=== Input material ===
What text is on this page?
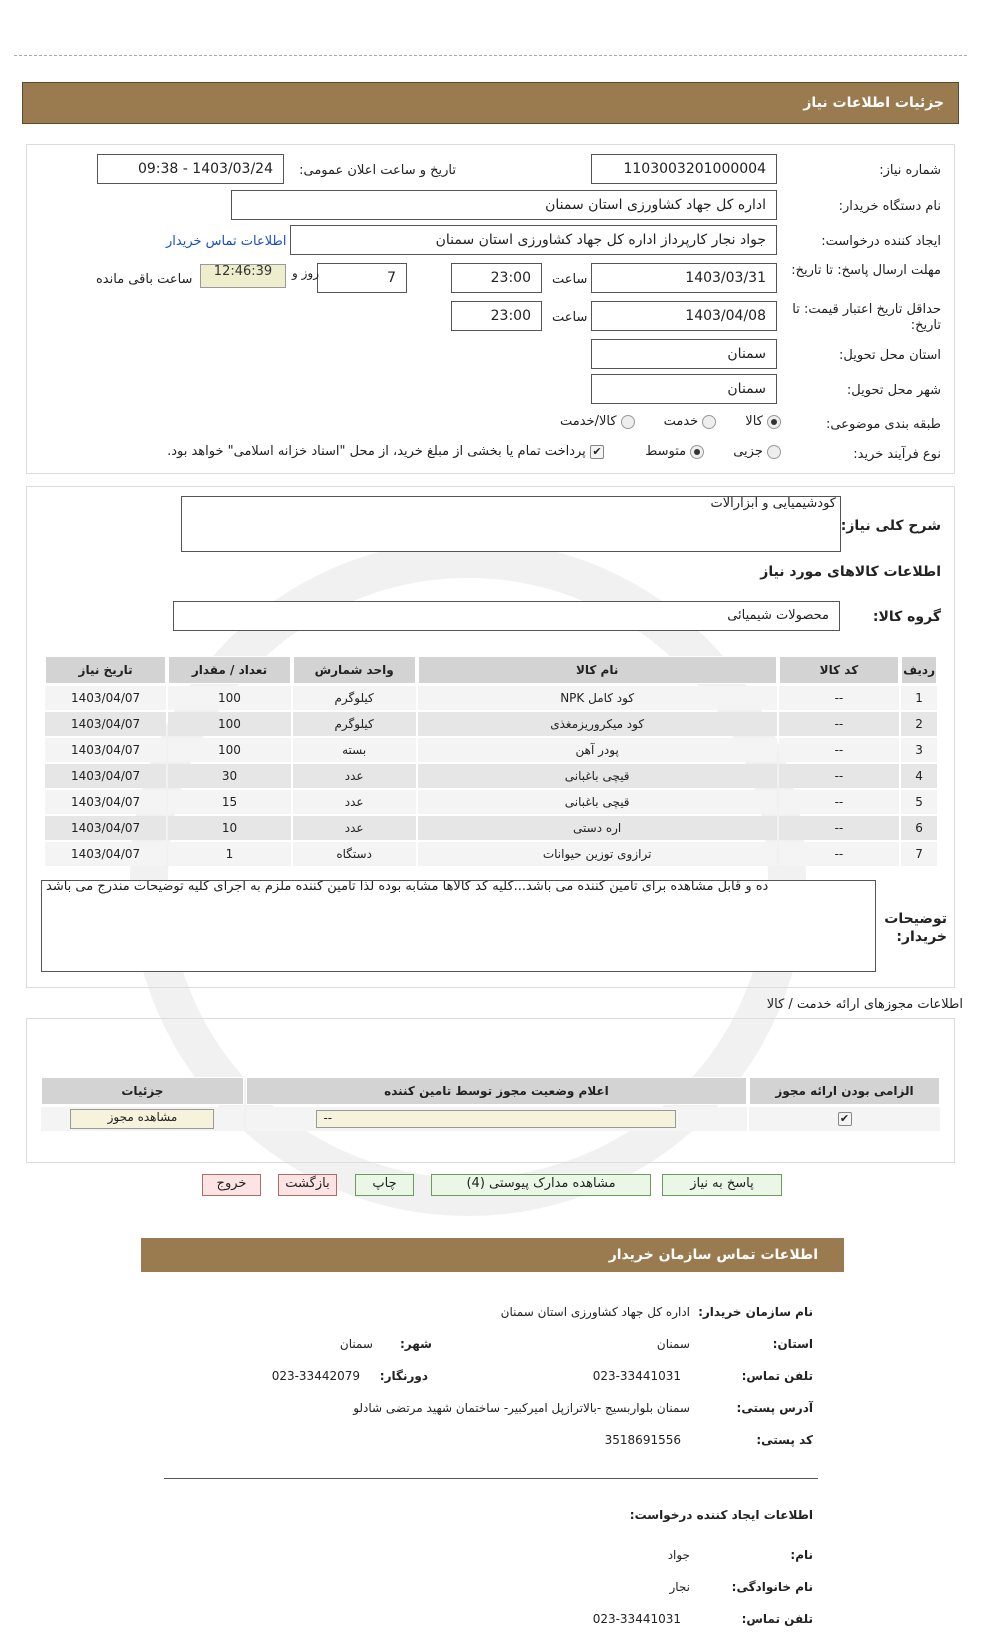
جزئیات اطلاعات نیاز
شماره نیاز:
1103003201000004
تاریخ و ساعت اعلان عمومی:
1403/03/24 - 09:38
نام دستگاه خریدار:
اداره کل جهاد کشاورزی استان سمنان
ایجاد کننده درخواست:
جواد نجار کارپرداز اداره کل جهاد کشاورزی استان سمنان
اطلاعات تماس خریدار
مهلت ارسال پاسخ: تا تاریخ:
1403/03/31
ساعت
23:00
7
روز و
12:46:39
ساعت باقی مانده
حداقل تاریخ اعتبار قیمت: تا تاریخ:
1403/04/08
ساعت
23:00
استان محل تحویل:
سمنان
شهر محل تحویل:
سمنان
طبقه بندی موضوعی:
کالا        خدمت        کالا/خدمت
نوع فرآیند خرید:
جزیی        متوسط          ✔ پرداخت تمام یا بخشی از مبلغ خرید، از محل "اسناد خزانه اسلامی" خواهد بود.
شرح کلی نیاز:
کودشیمیایی و ابزارالات
اطلاعات کالاهای مورد نیاز
گروه کالا:
محصولات شیمیائی
ردیف	کد کالا	نام کالا	واحد شمارش	تعداد / مقدار	تاریخ نیاز
1	--	کود کامل NPK	کیلوگرم	100	1403/04/07
2	--	کود میکروریزمغذی	کیلوگرم	100	1403/04/07
3	--	پودر آهن	بسته	100	1403/04/07
4	--	قیچی باغبانی	عدد	30	1403/04/07
5	--	قیچی باغبانی	عدد	15	1403/04/07
6	--	اره دستی	عدد	10	1403/04/07
7	--	ترازوی توزین حیوانات	دستگاه	1	1403/04/07
ده و قابل مشاهده برای تامین کننده می باشد...کلیه کد کالاها مشابه بوده لذا تامین کننده ملزم به اجرای کلیه توضیحات مندرج می باشد
توضیحات خریدار:
اطلاعات مجوزهای ارائه خدمت / کالا
الزامی بودن ارائه مجوز	اعلام وضعیت مجوز توسط تامین کننده	جزئیات
✔	--	مشاهده مجوز
پاسخ به نیاز
مشاهده مدارک پیوستی (4)
چاپ
بازگشت
خروج
اطلاعات تماس سازمان خریدار
نام سازمان خریدار:
اداره کل جهاد کشاورزی استان سمنان
استان:
سمنان
شهر:
سمنان
تلفن تماس:
023-33441031
دورنگار:
023-33442079
آدرس پستی:
سمنان بلواربسیج -بالاترازپل امیرکبیر- ساختمان شهید مرتضی شادلو
کد پستی:
3518691556
اطلاعات ایجاد کننده درخواست:
نام:
جواد
نام خانوادگی:
نجار
تلفن تماس:
023-33441031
===
- Aim: Search the entries for the word "کیلوگرم" and gather every line where it appears.

- Exercise solution:
1	--	کود کامل NPK	کیلوگرم	100	1403/04/07
2	--	کود میکروریزمغذی	کیلوگرم	100	1403/04/07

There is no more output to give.